**Directions for this task**
Your job is to retype all of the data word for word, leaving every image out.

(Source data)

____

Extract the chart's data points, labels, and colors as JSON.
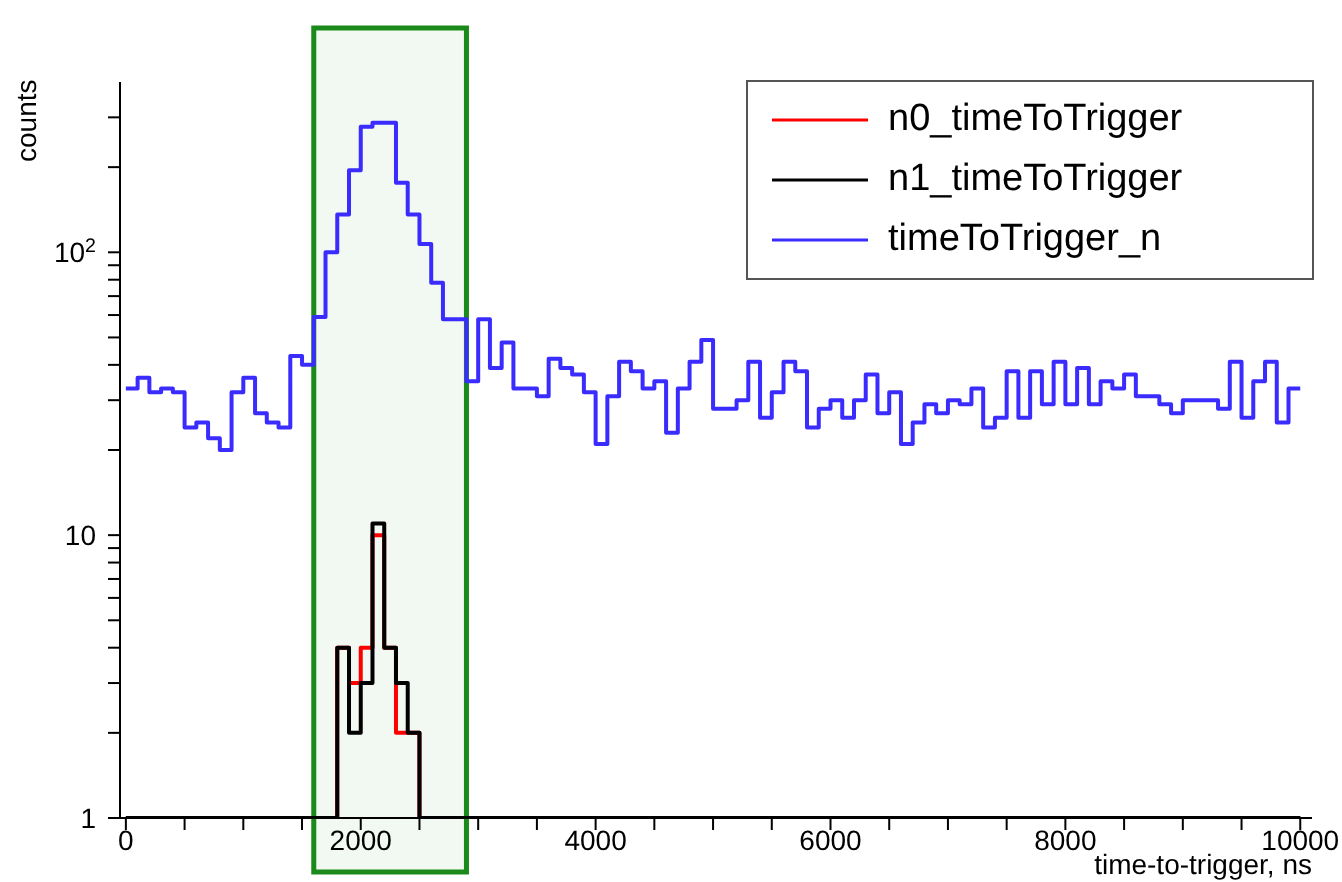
{
  "chart_data": {
    "type": "histogram",
    "xlabel": "time-to-trigger, ns",
    "ylabel": "counts",
    "bins": [
      0,
      100,
      200,
      300,
      400,
      500,
      600,
      700,
      800,
      900,
      1000,
      1100,
      1200,
      1300,
      1400,
      1500,
      1600,
      1700,
      1800,
      1900,
      2000,
      2100,
      2200,
      2300,
      2400,
      2500,
      2600,
      2700,
      2800,
      2900,
      3000,
      3100,
      3200,
      3300,
      3400,
      3500,
      3600,
      3700,
      3800,
      3900,
      4000,
      4100,
      4200,
      4300,
      4400,
      4500,
      4600,
      4700,
      4800,
      4900,
      5000,
      5100,
      5200,
      5300,
      5400,
      5500,
      5600,
      5700,
      5800,
      5900,
      6000,
      6100,
      6200,
      6300,
      6400,
      6500,
      6600,
      6700,
      6800,
      6900,
      7000,
      7100,
      7200,
      7300,
      7400,
      7500,
      7600,
      7700,
      7800,
      7900,
      8000,
      8100,
      8200,
      8300,
      8400,
      8500,
      8600,
      8700,
      8800,
      8900,
      9000,
      9100,
      9200,
      9300,
      9400,
      9500,
      9600,
      9700,
      9800,
      9900,
      10000
    ],
    "series": [
      {
        "name": "n0_timeToTrigger",
        "color": "#ff0000",
        "values": [
          1,
          1,
          1,
          1,
          1,
          1,
          1,
          1,
          1,
          1,
          1,
          1,
          1,
          1,
          1,
          1,
          1,
          1,
          4,
          3,
          4,
          10,
          4,
          2,
          2,
          1,
          1,
          1,
          1,
          1,
          1,
          1,
          1,
          1,
          1,
          1,
          1,
          1,
          1,
          1,
          1,
          1,
          1,
          1,
          1,
          1,
          1,
          1,
          1,
          1,
          1,
          1,
          1,
          1,
          1,
          1,
          1,
          1,
          1,
          1,
          1,
          1,
          1,
          1,
          1,
          1,
          1,
          1,
          1,
          1,
          1,
          1,
          1,
          1,
          1,
          1,
          1,
          1,
          1,
          1,
          1,
          1,
          1,
          1,
          1,
          1,
          1,
          1,
          1,
          1,
          1,
          1,
          1,
          1,
          1,
          1,
          1,
          1,
          1,
          1
        ]
      },
      {
        "name": "n1_timeToTrigger",
        "color": "#000000",
        "values": [
          1,
          1,
          1,
          1,
          1,
          1,
          1,
          1,
          1,
          1,
          1,
          1,
          1,
          1,
          1,
          1,
          1,
          1,
          4,
          2,
          3,
          11,
          4,
          3,
          2,
          1,
          1,
          1,
          1,
          1,
          1,
          1,
          1,
          1,
          1,
          1,
          1,
          1,
          1,
          1,
          1,
          1,
          1,
          1,
          1,
          1,
          1,
          1,
          1,
          1,
          1,
          1,
          1,
          1,
          1,
          1,
          1,
          1,
          1,
          1,
          1,
          1,
          1,
          1,
          1,
          1,
          1,
          1,
          1,
          1,
          1,
          1,
          1,
          1,
          1,
          1,
          1,
          1,
          1,
          1,
          1,
          1,
          1,
          1,
          1,
          1,
          1,
          1,
          1,
          1,
          1,
          1,
          1,
          1,
          1,
          1,
          1,
          1,
          1,
          1
        ]
      },
      {
        "name": "timeToTrigger_n",
        "color": "#3a2bff",
        "values": [
          33,
          36,
          32,
          33,
          32,
          24,
          25,
          22,
          20,
          32,
          36,
          27,
          25,
          24,
          43,
          40,
          59,
          100,
          136,
          195,
          278,
          287,
          287,
          176,
          136,
          107,
          78,
          58,
          58,
          35,
          58,
          39,
          48,
          33,
          33,
          31,
          42,
          39,
          37,
          32,
          21,
          31,
          41,
          38,
          33,
          35,
          23,
          33,
          41,
          49,
          28,
          28,
          30,
          41,
          26,
          32,
          41,
          38,
          24,
          28,
          30,
          26,
          30,
          37,
          27,
          32,
          21,
          25,
          29,
          27,
          30,
          29,
          33,
          24,
          26,
          38,
          26,
          38,
          29,
          41,
          29,
          39,
          29,
          35,
          33,
          37,
          31,
          31,
          29,
          27,
          30,
          30,
          30,
          28,
          41,
          26,
          35,
          41,
          25,
          33
        ]
      }
    ],
    "xlim": [
      -50,
      10100
    ],
    "xticks": [
      0,
      {
        "value": 500,
        "label": null
      },
      {
        "value": 1000,
        "label": null
      },
      {
        "value": 1500,
        "label": null
      },
      2000,
      {
        "value": 2500,
        "label": null
      },
      {
        "value": 3000,
        "label": null
      },
      {
        "value": 3500,
        "label": null
      },
      4000,
      {
        "value": 4500,
        "label": null
      },
      {
        "value": 5000,
        "label": null
      },
      {
        "value": 5500,
        "label": null
      },
      6000,
      {
        "value": 6500,
        "label": null
      },
      {
        "value": 7000,
        "label": null
      },
      {
        "value": 7500,
        "label": null
      },
      8000,
      {
        "value": 8500,
        "label": null
      },
      {
        "value": 9000,
        "label": null
      },
      {
        "value": 9500,
        "label": null
      },
      10000
    ],
    "ylim": [
      1,
      400
    ],
    "log": true,
    "yticks": [
      1,
      {
        "value": 2,
        "label": null
      },
      {
        "value": 3,
        "label": null
      },
      {
        "value": 4,
        "label": null
      },
      {
        "value": 5,
        "label": null
      },
      {
        "value": 6,
        "label": null
      },
      {
        "value": 7,
        "label": null
      },
      {
        "value": 8,
        "label": null
      },
      {
        "value": 9,
        "label": null
      },
      10,
      {
        "value": 20,
        "label": null
      },
      {
        "value": 30,
        "label": null
      },
      {
        "value": 40,
        "label": null
      },
      {
        "value": 50,
        "label": null
      },
      {
        "value": 60,
        "label": null
      },
      {
        "value": 70,
        "label": null
      },
      {
        "value": 80,
        "label": null
      },
      {
        "value": 90,
        "label": null
      },
      {
        "value": 100,
        "label": "10$^{2}$"
      },
      {
        "value": 200,
        "label": null
      },
      {
        "value": 300,
        "label": null
      }
    ],
    "bands": [
      {
        "axis": "x",
        "from": 1600,
        "to": 2900,
        "color": "#1a8a1a"
      }
    ],
    "legend": "top right",
    "grid": false
  }
}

____

**Result**
Extract the chart's data points, labels, and colors as JSON.
{
  "chart_data": {
    "type": "histogram",
    "xlabel": "time-to-trigger, ns",
    "ylabel": "counts",
    "bins": [
      0,
      100,
      200,
      300,
      400,
      500,
      600,
      700,
      800,
      900,
      1000,
      1100,
      1200,
      1300,
      1400,
      1500,
      1600,
      1700,
      1800,
      1900,
      2000,
      2100,
      2200,
      2300,
      2400,
      2500,
      2600,
      2700,
      2800,
      2900,
      3000,
      3100,
      3200,
      3300,
      3400,
      3500,
      3600,
      3700,
      3800,
      3900,
      4000,
      4100,
      4200,
      4300,
      4400,
      4500,
      4600,
      4700,
      4800,
      4900,
      5000,
      5100,
      5200,
      5300,
      5400,
      5500,
      5600,
      5700,
      5800,
      5900,
      6000,
      6100,
      6200,
      6300,
      6400,
      6500,
      6600,
      6700,
      6800,
      6900,
      7000,
      7100,
      7200,
      7300,
      7400,
      7500,
      7600,
      7700,
      7800,
      7900,
      8000,
      8100,
      8200,
      8300,
      8400,
      8500,
      8600,
      8700,
      8800,
      8900,
      9000,
      9100,
      9200,
      9300,
      9400,
      9500,
      9600,
      9700,
      9800,
      9900,
      10000
    ],
    "series": [
      {
        "name": "n0_timeToTrigger",
        "color": "#ff0000",
        "values": [
          1,
          1,
          1,
          1,
          1,
          1,
          1,
          1,
          1,
          1,
          1,
          1,
          1,
          1,
          1,
          1,
          1,
          1,
          4,
          3,
          4,
          10,
          4,
          2,
          2,
          1,
          1,
          1,
          1,
          1,
          1,
          1,
          1,
          1,
          1,
          1,
          1,
          1,
          1,
          1,
          1,
          1,
          1,
          1,
          1,
          1,
          1,
          1,
          1,
          1,
          1,
          1,
          1,
          1,
          1,
          1,
          1,
          1,
          1,
          1,
          1,
          1,
          1,
          1,
          1,
          1,
          1,
          1,
          1,
          1,
          1,
          1,
          1,
          1,
          1,
          1,
          1,
          1,
          1,
          1,
          1,
          1,
          1,
          1,
          1,
          1,
          1,
          1,
          1,
          1,
          1,
          1,
          1,
          1,
          1,
          1,
          1,
          1,
          1,
          1
        ]
      },
      {
        "name": "n1_timeToTrigger",
        "color": "#000000",
        "values": [
          1,
          1,
          1,
          1,
          1,
          1,
          1,
          1,
          1,
          1,
          1,
          1,
          1,
          1,
          1,
          1,
          1,
          1,
          4,
          2,
          3,
          11,
          4,
          3,
          2,
          1,
          1,
          1,
          1,
          1,
          1,
          1,
          1,
          1,
          1,
          1,
          1,
          1,
          1,
          1,
          1,
          1,
          1,
          1,
          1,
          1,
          1,
          1,
          1,
          1,
          1,
          1,
          1,
          1,
          1,
          1,
          1,
          1,
          1,
          1,
          1,
          1,
          1,
          1,
          1,
          1,
          1,
          1,
          1,
          1,
          1,
          1,
          1,
          1,
          1,
          1,
          1,
          1,
          1,
          1,
          1,
          1,
          1,
          1,
          1,
          1,
          1,
          1,
          1,
          1,
          1,
          1,
          1,
          1,
          1,
          1,
          1,
          1,
          1,
          1
        ]
      },
      {
        "name": "timeToTrigger_n",
        "color": "#3a2bff",
        "values": [
          33,
          36,
          32,
          33,
          32,
          24,
          25,
          22,
          20,
          32,
          36,
          27,
          25,
          24,
          43,
          40,
          59,
          100,
          136,
          195,
          278,
          287,
          287,
          176,
          136,
          107,
          78,
          58,
          58,
          35,
          58,
          39,
          48,
          33,
          33,
          31,
          42,
          39,
          37,
          32,
          21,
          31,
          41,
          38,
          33,
          35,
          23,
          33,
          41,
          49,
          28,
          28,
          30,
          41,
          26,
          32,
          41,
          38,
          24,
          28,
          30,
          26,
          30,
          37,
          27,
          32,
          21,
          25,
          29,
          27,
          30,
          29,
          33,
          24,
          26,
          38,
          26,
          38,
          29,
          41,
          29,
          39,
          29,
          35,
          33,
          37,
          31,
          31,
          29,
          27,
          30,
          30,
          30,
          28,
          41,
          26,
          35,
          41,
          25,
          33
        ]
      }
    ],
    "xlim": [
      -50,
      10100
    ],
    "xticks": [
      0,
      {
        "value": 500,
        "label": null
      },
      {
        "value": 1000,
        "label": null
      },
      {
        "value": 1500,
        "label": null
      },
      2000,
      {
        "value": 2500,
        "label": null
      },
      {
        "value": 3000,
        "label": null
      },
      {
        "value": 3500,
        "label": null
      },
      4000,
      {
        "value": 4500,
        "label": null
      },
      {
        "value": 5000,
        "label": null
      },
      {
        "value": 5500,
        "label": null
      },
      6000,
      {
        "value": 6500,
        "label": null
      },
      {
        "value": 7000,
        "label": null
      },
      {
        "value": 7500,
        "label": null
      },
      8000,
      {
        "value": 8500,
        "label": null
      },
      {
        "value": 9000,
        "label": null
      },
      {
        "value": 9500,
        "label": null
      },
      10000
    ],
    "ylim": [
      1,
      400
    ],
    "log": true,
    "yticks": [
      1,
      {
        "value": 2,
        "label": null
      },
      {
        "value": 3,
        "label": null
      },
      {
        "value": 4,
        "label": null
      },
      {
        "value": 5,
        "label": null
      },
      {
        "value": 6,
        "label": null
      },
      {
        "value": 7,
        "label": null
      },
      {
        "value": 8,
        "label": null
      },
      {
        "value": 9,
        "label": null
      },
      10,
      {
        "value": 20,
        "label": null
      },
      {
        "value": 30,
        "label": null
      },
      {
        "value": 40,
        "label": null
      },
      {
        "value": 50,
        "label": null
      },
      {
        "value": 60,
        "label": null
      },
      {
        "value": 70,
        "label": null
      },
      {
        "value": 80,
        "label": null
      },
      {
        "value": 90,
        "label": null
      },
      {
        "value": 100,
        "label": "10$^{2}$"
      },
      {
        "value": 200,
        "label": null
      },
      {
        "value": 300,
        "label": null
      }
    ],
    "bands": [
      {
        "axis": "x",
        "from": 1600,
        "to": 2900,
        "color": "#1a8a1a"
      }
    ],
    "legend": "top right",
    "grid": false
  }
}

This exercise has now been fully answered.